> [WORK REQUEST]: Return all the lines below exactly. Any picture among them is omitted.

> [DATA FOR PROCESSING]:
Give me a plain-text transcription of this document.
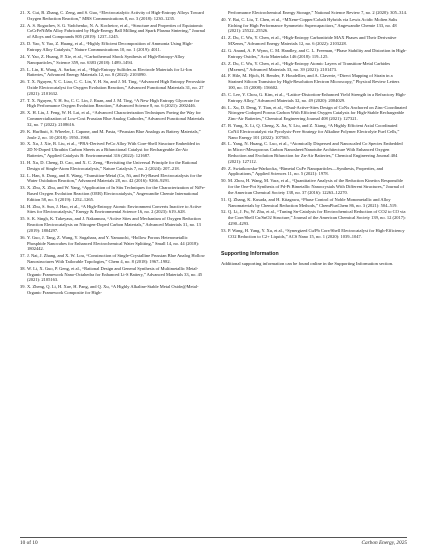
21.X. Cui, B. Zhang, C. Zeng, and S. Guo, “Electrocatalytic Activity of High-Entropy Alloys Toward Oxygen Reduction Reaction,” MRS Communications 8, no. 3 (2018): 1230–1235.
22.A. S. Rogachev, S. G. Vadchenko, N. A. Kochetov, et al., “Structure and Properties of Equiatomic CoCrFeNiMn Alloy Fabricated by High-Energy Ball Milling and Spark Plasma Sintering,” Journal of Alloys and Compounds 805 (2019): 1237–1245.
23.D. Yao, Y. Yao, Z. Huang, et al., “Highly Efficient Decomposition of Ammonia Using High-Entropy Alloy Catalysts,” Nature Communications 10, no. 1 (2019): 4011.
24.Y. Yao, Z. Huang, P. Xie, et al., “Carbothermal Shock Synthesis of High-Entropy-Alloy Nanoparticles,” Science 359, no. 6383 (2018): 1489–1494.
25.L. Lin, K. Wang, A. Sarkar, et al., “High-Entropy Sulfides as Electrode Materials for Li-Ion Batteries,” Advanced Energy Materials 12, no. 8 (2022): 2103090.
26.T. X. Nguyen, Y. C. Liao, C. C. Lin, Y. H. Su, and J. M. Ting, “Advanced High Entropy Perovskite Oxide Electrocatalyst for Oxygen Evolution Reaction,” Advanced Functional Materials 31, no. 27 (2021): 2101632.
27.T. X. Nguyen, Y. H. Su, C. C. Lin, J. Ruan, and J. M. Ting, “A New High Entropy Glycerate for High Performance Oxygen Evolution Reaction,” Advanced Science 8, no. 6 (2021): 2002446.
28.X. H. Liu, J. Feng, W. H. Lai, et al., “Advanced Characterization Techniques Paving the Way for Commercialization of Low-Cost Prussian Blue Analog Cathodes,” Advanced Functional Materials 32, no. 7 (2022): 2108616.
29.K. Hurlbutt, S. Wheeler, I. Capone, and M. Pasta, “Prussian Blue Analogs as Battery Materials,” Joule 2, no. 10 (2018): 1950–1960.
30.X. Xu, J. Xie, B. Liu, et al., “PBA-Derived FeCo Alloy With Core-Shell Structure Embedded in 2D N-Doped Ultrathin Carbon Sheets as a Bifunctional Catalyst for Rechargeable Zn-Air Batteries,” Applied Catalysis B: Environmental 316 (2022): 121687.
31.H. Xu, D. Cheng, D. Cao, and X. C. Zeng, “Revisiting the Universal Principle for the Rational Design of Single-Atom Electrocatalysts,” Nature Catalysis 7, no. 2 (2024): 207–218.
32.L. Han, S. Dong, and E. Wang, “Transition-Metal (Co, Ni, and Fe)-Based Electrocatalysts for the Water Oxidation Reaction,” Advanced Materials 28, no. 42 (2016): 9266–9291.
33.X. Zhu, X. Zhu, and W. Yang, “Application of In Situ Techniques for the Characterization of NiFe-Based Oxygen Evolution Reaction (OER) Electrocatalysts,” Angewandte Chemie International Edition 58, no. 5 (2019): 1252–1265.
34.H. Zhu, S. Sun, J. Hao, et al., “A High-Entropy Atomic Environment Converts Inactive to Active Sites for Electrocatalysis,” Energy & Environmental Science 16, no. 2 (2023): 619–628.
35.S. K. Singh, K. Takeyasu, and J. Nakamura, “Active Sites and Mechanism of Oxygen Reduction Reaction Electrocatalysis on Nitrogen-Doped Carbon Materials,” Advanced Materials 31, no. 13 (2019): 1804297.
36.Y. Guo, J. Tang, Z. Wang, Y. Sugahara, and Y. Yamauchi, “Hollow Porous Heterometallic Phosphide Nanocubes for Enhanced Electrochemical Water Splitting,” Small 14, no. 44 (2018): 1802442.
37.J. Nai, J. Zhang, and X. W. Lou, “Construction of Single-Crystalline Prussian Blue Analog Hollow Nanostructures With Tailorable Topologies,” Chem 4, no. 8 (2018): 1967–1982.
38.W. Li, X. Guo, P. Geng, et al., “Rational Design and General Synthesis of Multimetallic Metal-Organic Framework Nano-Octahedra for Enhanced Li-S Battery,” Advanced Materials 33, no. 45 (2021): 2105163.
39.X. Zheng, Q. Li, H. Xue, H. Pang, and Q. Xu, “A Highly Alkaline-Stable Metal Oxide@Metal-Organic Framework Composite for High-
Performance Electrochemical Energy Storage,” National Science Review 7, no. 2 (2020): 305–314.
40.Y. Bai, C. Liu, T. Chen, et al., “MXene-Copper/Cobalt Hybrids via Lewis Acidic Molten Salts Etching for High Performance Symmetric Supercapacitors,” Angewandte Chemie 133, no. 48 (2021): 25522–25526.
41.Z. Du, C. Wu, Y. Chen, et al., “High-Entropy Carbonitride MAX Phases and Their Derivative MXenes,” Advanced Energy Materials 12, no. 6 (2022): 2103228.
42.G. Anand, A. P. Wynn, C. M. Handley, and C. L. Freeman, “Phase Stability and Distortion in High-Entropy Oxides,” Acta Materialia 146 (2018): 119–125.
43.Z. Du, C. Wu, Y. Chen, et al., “High-Entropy Atomic Layers of Transition-Metal Carbides (Mxenes),” Advanced Materials 33, no. 39 (2021): 2101473.
44.F. Hile, M. Hjtch, H. Bender, F. Houdellier, and A. Claverie, “Direct Mapping of Strain in a Strained Silicon Transistor by High-Resolution Electron Microscopy,” Physical Review Letters 100, no. 15 (2008): 156602.
45.C. Lee, Y. Chou, G. Kim, et al., “Lattice-Distortion-Enhanced Yield Strength in a Refractory High-Entropy Alloy,” Advanced Materials 32, no. 49 (2020): 2004029.
46.L. Xu, D. Deng, Y. Tian, et al., “Dual-Active-Sites Design of CoNx Anchored on Zinc-Coordinated Nitrogen-Codoped Porous Carbon With Efficient Oxygen Catalysis for High-Stable Rechargeable Zinc-Air Batteries,” Chemical Engineering Journal 408 (2021): 127321.
47.B. Yang, X. Li, Q. Cheng, X. Jia, Y. Liu, and Z. Xiang, “A Highly Efficient Axial Coordinated CoN4 Electrocatalyst via Pyrolysis-Free Strategy for Alkaline Polymer Electrolyte Fuel Cells,” Nano Energy 101 (2022): 107565.
48.L. Yang, N. Huang, C. Luo, et al., “Atomically Dispersed and Nanoscaled Co Species Embedded in Micro-/Mesoporous Carbon Nanosheet/Nanotube Architecture With Enhanced Oxygen Reduction and Evolution Bifunction for Zn-Air Batteries,” Chemical Engineering Journal 404 (2021): 127112.
49.Z. Swiatkowska-Warkocka, “Bimetal CuFe Nanoparticles—Synthesis, Properties, and Applications,” Applied Sciences 11, no. 5 (2021): 1978.
50.M. Zhou, H. Wang, M. Vara, et al., “Quantitative Analysis of the Reduction Kinetics Responsible for the One-Pot Synthesis of Pd-Pt Bimetallic Nanocrystals With Different Structures,” Journal of the American Chemical Society 138, no. 37 (2016): 12263–12270.
51.Q. Zhang, K. Kusada, and H. Kitagawa, “Phase Control of Noble Monometallic and Alloy Nanomaterials by Chemical Reduction Methods,” ChemPlusChem 86, no. 3 (2021): 504–519.
52.Q. Li, J. Fu, W. Zhu, et al., “Tuning Sn-Catalysis for Electrochemical Reduction of CO2 to CO via the Core/Shell Cu/SnO2 Structure,” Journal of the American Chemical Society 139, no. 12 (2017): 4290–4293.
53.P. Wang, H. Yang, Y. Xu, et al., “Synergized Cu/Pb Core/Shell Electrocatalyst for High-Efficiency CO2 Reduction to C2+ Liquids,” ACS Nano 15, no. 1 (2020): 1039–1047.
Supporting Information
Additional supporting information can be found online in the Supporting Information section.
10 of 10	Carbon Energy, 2025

> [EXERCISE RESPONSE]:
Give me a plain-text transcription of this document.
21.X. Cui, B. Zhang, C. Zeng, and S. Guo, “Electrocatalytic Activity of High-Entropy Alloys Toward Oxygen Reduction Reaction,” MRS Communications 8, no. 3 (2018): 1230–1235.
22.A. S. Rogachev, S. G. Vadchenko, N. A. Kochetov, et al., “Structure and Properties of Equiatomic CoCrFeNiMn Alloy Fabricated by High-Energy Ball Milling and Spark Plasma Sintering,” Journal of Alloys and Compounds 805 (2019): 1237–1245.
23.D. Yao, Y. Yao, Z. Huang, et al., “Highly Efficient Decomposition of Ammonia Using High-Entropy Alloy Catalysts,” Nature Communications 10, no. 1 (2019): 4011.
24.Y. Yao, Z. Huang, P. Xie, et al., “Carbothermal Shock Synthesis of High-Entropy-Alloy Nanoparticles,” Science 359, no. 6383 (2018): 1489–1494.
25.L. Lin, K. Wang, A. Sarkar, et al., “High-Entropy Sulfides as Electrode Materials for Li-Ion Batteries,” Advanced Energy Materials 12, no. 8 (2022): 2103090.
26.T. X. Nguyen, Y. C. Liao, C. C. Lin, Y. H. Su, and J. M. Ting, “Advanced High Entropy Perovskite Oxide Electrocatalyst for Oxygen Evolution Reaction,” Advanced Functional Materials 31, no. 27 (2021): 2101632.
27.T. X. Nguyen, Y. H. Su, C. C. Lin, J. Ruan, and J. M. Ting, “A New High Entropy Glycerate for High Performance Oxygen Evolution Reaction,” Advanced Science 8, no. 6 (2021): 2002446.
28.X. H. Liu, J. Feng, W. H. Lai, et al., “Advanced Characterization Techniques Paving the Way for Commercialization of Low-Cost Prussian Blue Analog Cathodes,” Advanced Functional Materials 32, no. 7 (2022): 2108616.
29.K. Hurlbutt, S. Wheeler, I. Capone, and M. Pasta, “Prussian Blue Analogs as Battery Materials,” Joule 2, no. 10 (2018): 1950–1960.
30.X. Xu, J. Xie, B. Liu, et al., “PBA-Derived FeCo Alloy With Core-Shell Structure Embedded in 2D N-Doped Ultrathin Carbon Sheets as a Bifunctional Catalyst for Rechargeable Zn-Air Batteries,” Applied Catalysis B: Environmental 316 (2022): 121687.
31.H. Xu, D. Cheng, D. Cao, and X. C. Zeng, “Revisiting the Universal Principle for the Rational Design of Single-Atom Electrocatalysts,” Nature Catalysis 7, no. 2 (2024): 207–218.
32.L. Han, S. Dong, and E. Wang, “Transition-Metal (Co, Ni, and Fe)-Based Electrocatalysts for the Water Oxidation Reaction,” Advanced Materials 28, no. 42 (2016): 9266–9291.
33.X. Zhu, X. Zhu, and W. Yang, “Application of In Situ Techniques for the Characterization of NiFe-Based Oxygen Evolution Reaction (OER) Electrocatalysts,” Angewandte Chemie International Edition 58, no. 5 (2019): 1252–1265.
34.H. Zhu, S. Sun, J. Hao, et al., “A High-Entropy Atomic Environment Converts Inactive to Active Sites for Electrocatalysis,” Energy & Environmental Science 16, no. 2 (2023): 619–628.
35.S. K. Singh, K. Takeyasu, and J. Nakamura, “Active Sites and Mechanism of Oxygen Reduction Reaction Electrocatalysis on Nitrogen-Doped Carbon Materials,” Advanced Materials 31, no. 13 (2019): 1804297.
36.Y. Guo, J. Tang, Z. Wang, Y. Sugahara, and Y. Yamauchi, “Hollow Porous Heterometallic Phosphide Nanocubes for Enhanced Electrochemical Water Splitting,” Small 14, no. 44 (2018): 1802442.
37.J. Nai, J. Zhang, and X. W. Lou, “Construction of Single-Crystalline Prussian Blue Analog Hollow Nanostructures With Tailorable Topologies,” Chem 4, no. 8 (2018): 1967–1982.
38.W. Li, X. Guo, P. Geng, et al., “Rational Design and General Synthesis of Multimetallic Metal-Organic Framework Nano-Octahedra for Enhanced Li-S Battery,” Advanced Materials 33, no. 45 (2021): 2105163.
39.X. Zheng, Q. Li, H. Xue, H. Pang, and Q. Xu, “A Highly Alkaline-Stable Metal Oxide@Metal-Organic Framework Composite for High-
Performance Electrochemical Energy Storage,” National Science Review 7, no. 2 (2020): 305–314.
40.Y. Bai, C. Liu, T. Chen, et al., “MXene-Copper/Cobalt Hybrids via Lewis Acidic Molten Salts Etching for High Performance Symmetric Supercapacitors,” Angewandte Chemie 133, no. 48 (2021): 25522–25526.
41.Z. Du, C. Wu, Y. Chen, et al., “High-Entropy Carbonitride MAX Phases and Their Derivative MXenes,” Advanced Energy Materials 12, no. 6 (2022): 2103228.
42.G. Anand, A. P. Wynn, C. M. Handley, and C. L. Freeman, “Phase Stability and Distortion in High-Entropy Oxides,” Acta Materialia 146 (2018): 119–125.
43.Z. Du, C. Wu, Y. Chen, et al., “High-Entropy Atomic Layers of Transition-Metal Carbides (Mxenes),” Advanced Materials 33, no. 39 (2021): 2101473.
44.F. Hile, M. Hjtch, H. Bender, F. Houdellier, and A. Claverie, “Direct Mapping of Strain in a Strained Silicon Transistor by High-Resolution Electron Microscopy,” Physical Review Letters 100, no. 15 (2008): 156602.
45.C. Lee, Y. Chou, G. Kim, et al., “Lattice-Distortion-Enhanced Yield Strength in a Refractory High-Entropy Alloy,” Advanced Materials 32, no. 49 (2020): 2004029.
46.L. Xu, D. Deng, Y. Tian, et al., “Dual-Active-Sites Design of CoNx Anchored on Zinc-Coordinated Nitrogen-Codoped Porous Carbon With Efficient Oxygen Catalysis for High-Stable Rechargeable Zinc-Air Batteries,” Chemical Engineering Journal 408 (2021): 127321.
47.B. Yang, X. Li, Q. Cheng, X. Jia, Y. Liu, and Z. Xiang, “A Highly Efficient Axial Coordinated CoN4 Electrocatalyst via Pyrolysis-Free Strategy for Alkaline Polymer Electrolyte Fuel Cells,” Nano Energy 101 (2022): 107565.
48.L. Yang, N. Huang, C. Luo, et al., “Atomically Dispersed and Nanoscaled Co Species Embedded in Micro-/Mesoporous Carbon Nanosheet/Nanotube Architecture With Enhanced Oxygen Reduction and Evolution Bifunction for Zn-Air Batteries,” Chemical Engineering Journal 404 (2021): 127112.
49.Z. Swiatkowska-Warkocka, “Bimetal CuFe Nanoparticles—Synthesis, Properties, and Applications,” Applied Sciences 11, no. 5 (2021): 1978.
50.M. Zhou, H. Wang, M. Vara, et al., “Quantitative Analysis of the Reduction Kinetics Responsible for the One-Pot Synthesis of Pd-Pt Bimetallic Nanocrystals With Different Structures,” Journal of the American Chemical Society 138, no. 37 (2016): 12263–12270.
51.Q. Zhang, K. Kusada, and H. Kitagawa, “Phase Control of Noble Monometallic and Alloy Nanomaterials by Chemical Reduction Methods,” ChemPlusChem 86, no. 3 (2021): 504–519.
52.Q. Li, J. Fu, W. Zhu, et al., “Tuning Sn-Catalysis for Electrochemical Reduction of CO2 to CO via the Core/Shell Cu/SnO2 Structure,” Journal of the American Chemical Society 139, no. 12 (2017): 4290–4293.
53.P. Wang, H. Yang, Y. Xu, et al., “Synergized Cu/Pb Core/Shell Electrocatalyst for High-Efficiency CO2 Reduction to C2+ Liquids,” ACS Nano 15, no. 1 (2020): 1039–1047.
Supporting Information
Additional supporting information can be found online in the Supporting Information section.
10 of 10	Carbon Energy, 2025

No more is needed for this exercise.